- EXERCISE BRIEF: Here is a block of records. Copy every line in it that includes "cells".

Recorded data:
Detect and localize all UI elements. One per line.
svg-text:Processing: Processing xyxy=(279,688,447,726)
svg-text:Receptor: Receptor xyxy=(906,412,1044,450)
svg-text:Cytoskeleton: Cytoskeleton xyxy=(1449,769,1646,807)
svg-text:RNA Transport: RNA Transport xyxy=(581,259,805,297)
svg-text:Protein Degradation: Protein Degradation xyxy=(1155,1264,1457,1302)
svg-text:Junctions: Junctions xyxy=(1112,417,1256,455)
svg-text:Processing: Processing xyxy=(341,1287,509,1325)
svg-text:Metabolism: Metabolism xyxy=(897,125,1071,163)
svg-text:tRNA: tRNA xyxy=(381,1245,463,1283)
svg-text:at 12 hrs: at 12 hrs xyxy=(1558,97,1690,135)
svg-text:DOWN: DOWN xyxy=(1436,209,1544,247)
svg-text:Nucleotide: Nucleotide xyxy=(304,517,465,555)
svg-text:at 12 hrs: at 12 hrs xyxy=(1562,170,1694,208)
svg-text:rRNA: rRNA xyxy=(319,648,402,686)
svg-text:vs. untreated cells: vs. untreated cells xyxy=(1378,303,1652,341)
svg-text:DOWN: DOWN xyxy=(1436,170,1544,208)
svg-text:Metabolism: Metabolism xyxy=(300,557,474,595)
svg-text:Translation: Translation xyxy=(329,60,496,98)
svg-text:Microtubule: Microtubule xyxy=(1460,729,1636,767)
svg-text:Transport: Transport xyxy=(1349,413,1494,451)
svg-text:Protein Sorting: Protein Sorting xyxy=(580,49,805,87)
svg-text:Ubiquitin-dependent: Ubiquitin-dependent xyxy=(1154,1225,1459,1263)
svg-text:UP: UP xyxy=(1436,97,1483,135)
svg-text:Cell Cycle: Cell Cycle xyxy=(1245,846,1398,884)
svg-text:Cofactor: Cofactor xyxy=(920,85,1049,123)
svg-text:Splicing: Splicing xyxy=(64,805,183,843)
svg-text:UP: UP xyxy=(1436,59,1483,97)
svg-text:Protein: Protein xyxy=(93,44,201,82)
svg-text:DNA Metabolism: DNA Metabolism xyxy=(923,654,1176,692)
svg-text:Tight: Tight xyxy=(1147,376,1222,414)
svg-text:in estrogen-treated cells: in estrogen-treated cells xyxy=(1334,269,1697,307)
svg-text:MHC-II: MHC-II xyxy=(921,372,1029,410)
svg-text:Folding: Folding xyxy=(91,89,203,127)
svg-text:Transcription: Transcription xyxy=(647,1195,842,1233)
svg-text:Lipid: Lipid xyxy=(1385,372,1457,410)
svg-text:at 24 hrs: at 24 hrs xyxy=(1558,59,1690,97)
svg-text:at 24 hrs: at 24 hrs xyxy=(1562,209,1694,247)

- RESULT OF THIS TASK:
svg-text:vs. untreated cells: vs. untreated cells xyxy=(1378,303,1652,341)
svg-text:in estrogen-treated cells: in estrogen-treated cells xyxy=(1334,269,1697,307)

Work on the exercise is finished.